--- BEGIN Reading text ---

Container Resources: The Kitchen Budget Story 🍳
Imagine you’re running a busy restaurant kitchen. Every chef (container) needs ingredients (CPU), counter space (memory), and fridge storage (ephemeral storage). Without proper budgets, chaos ensues—one chef hogs all the eggs, another takes the entire counter, and suddenly your kitchen grinds to a halt!
Kubernetes Resource Management is like being the smart kitchen manager who makes sure every chef gets what they need—and nobody takes more than their fair share.
🎯 The Big Picture
graph TD A["Container"] --> B["Requests"] A --> C["Limits"] B --> D["Guaranteed minimum"] C --> E["Maximum allowed"] D --> F["Scheduling decision"] E --> G["Enforcement"]
Requests = “I need at least THIS much” Limits = “I will NEVER use more than THIS”
1. Resource Requests and Limits
What’s a Request?
A request is your container saying: “Hey Kubernetes, I need at least this much to run properly.”
Think of it like reserving a table at a restaurant. You’re saying “I need a table for 4” — the restaurant won’t seat you at a 2-person table!
What’s a Limit?
A limit is the maximum your container can ever use. It’s like a credit card spending limit — even if you want to spend more, you can’t!
Simple Example
resources:
requests:
memory: "128Mi"
cpu: "250m"
limits:
memory: "256Mi"

--- END Reading text ---

Stated exercise >> Retype the passage from the text on container resources, starting with "A request is" and going on through "a 2-person table!", without changing a single character. The rows that follow come from a separate source and are unrelated to the text on container resources.

--- BEGIN Given data ---

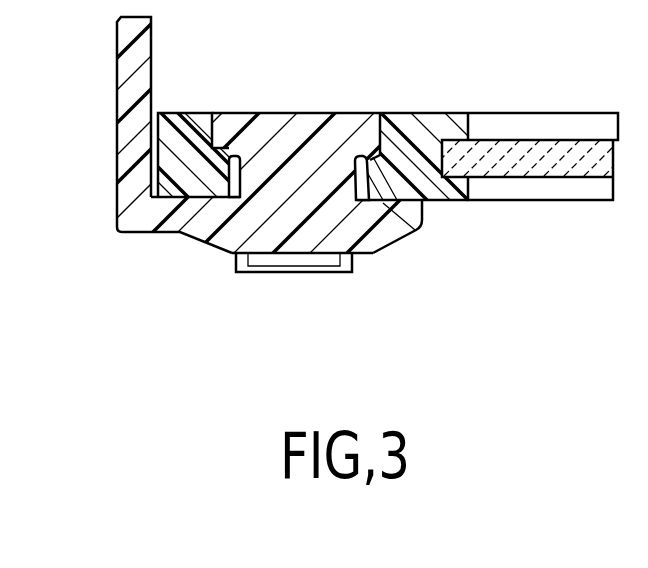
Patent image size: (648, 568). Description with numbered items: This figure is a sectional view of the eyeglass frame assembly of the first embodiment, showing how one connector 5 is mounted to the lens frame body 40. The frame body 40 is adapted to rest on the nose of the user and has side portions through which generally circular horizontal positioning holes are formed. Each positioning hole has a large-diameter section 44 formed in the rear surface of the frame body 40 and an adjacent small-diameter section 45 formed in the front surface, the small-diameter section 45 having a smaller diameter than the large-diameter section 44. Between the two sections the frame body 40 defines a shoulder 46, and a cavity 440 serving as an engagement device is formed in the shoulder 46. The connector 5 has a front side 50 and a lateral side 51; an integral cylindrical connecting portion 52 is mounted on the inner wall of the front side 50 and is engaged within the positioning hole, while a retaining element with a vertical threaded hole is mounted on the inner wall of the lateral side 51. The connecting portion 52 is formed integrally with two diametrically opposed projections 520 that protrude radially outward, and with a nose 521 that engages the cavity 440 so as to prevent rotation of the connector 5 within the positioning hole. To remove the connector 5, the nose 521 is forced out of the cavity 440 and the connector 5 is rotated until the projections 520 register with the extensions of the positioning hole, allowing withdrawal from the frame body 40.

The connector 5 is at (104, 109).
The lens frame body 40 is at (508, 113).
The large-diameter section 44 is at (224, 146).
The cavity 440 is at (226, 159).
The small-diameter section 45 is at (241, 170).
The shoulder 46 is at (362, 196).
The front side 50 is at (207, 212).
The lateral side 51 is at (135, 57).
The integral cylindrical connecting portion 52 is at (307, 193).
The projection 520 is at (227, 133).
The nose 521 is at (174, 237).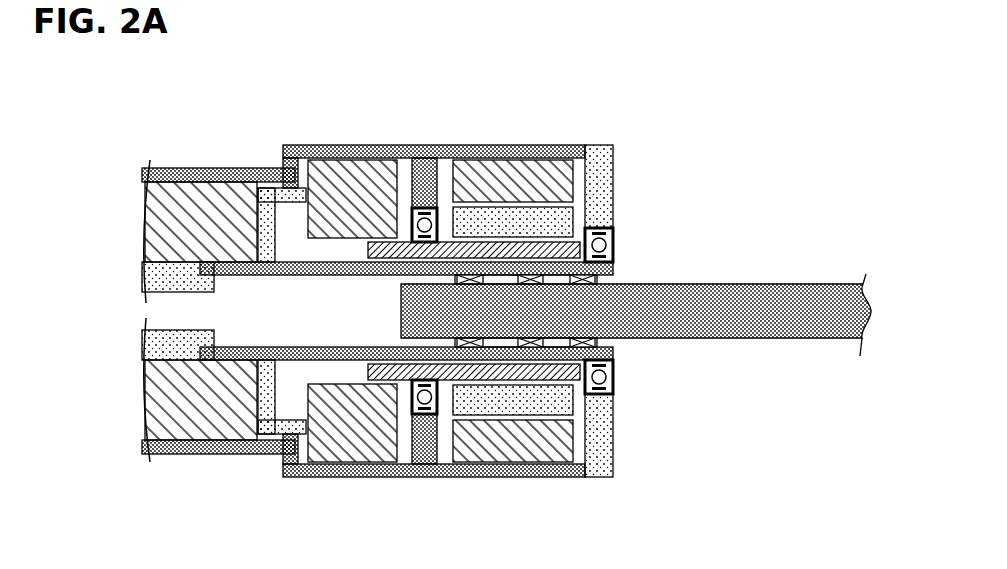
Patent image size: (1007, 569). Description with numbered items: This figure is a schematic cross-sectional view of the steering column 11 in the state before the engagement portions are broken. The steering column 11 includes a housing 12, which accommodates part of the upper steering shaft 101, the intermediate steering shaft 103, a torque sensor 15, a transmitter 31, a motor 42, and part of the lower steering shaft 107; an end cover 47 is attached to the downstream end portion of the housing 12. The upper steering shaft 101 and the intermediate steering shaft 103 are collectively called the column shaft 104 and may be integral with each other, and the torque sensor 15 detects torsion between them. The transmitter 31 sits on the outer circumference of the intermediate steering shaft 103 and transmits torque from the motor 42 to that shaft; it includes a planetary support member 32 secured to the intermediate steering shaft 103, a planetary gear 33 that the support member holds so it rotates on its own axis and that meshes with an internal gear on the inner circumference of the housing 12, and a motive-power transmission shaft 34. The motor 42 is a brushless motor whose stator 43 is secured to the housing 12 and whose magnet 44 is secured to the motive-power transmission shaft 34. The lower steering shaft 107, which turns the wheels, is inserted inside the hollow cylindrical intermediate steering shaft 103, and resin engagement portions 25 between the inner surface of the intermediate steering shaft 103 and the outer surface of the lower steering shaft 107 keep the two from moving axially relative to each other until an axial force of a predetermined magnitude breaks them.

The steering column 11 is at (483, 276).
The housing 12 is at (425, 165).
The torque sensor 15 is at (193, 398).
The engagement portions 25 is at (598, 347).
The transmitter 31 is at (419, 254).
The planetary support member 32 is at (290, 193).
The planetary gear 33 is at (353, 185).
The motive-power transmission shaft 34 is at (380, 246).
The motor 42 is at (530, 255).
The stator 43 is at (545, 185).
The magnet 44 is at (554, 222).
The end cover 47 is at (606, 177).
The upper steering shaft 101 is at (158, 276).
The intermediate steering shaft 103 is at (292, 270).
The column shaft 104 is at (354, 265).
The lower steering shaft 107 is at (823, 296).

--- END Given data ---

Reply >>
A request is your container saying: “Hey Kubernetes, I need at least this much to run properly.”
Think of it like reserving a table at a restaurant. You’re saying “I need a table for 4” — the restaurant won’t seat you at a 2-person table!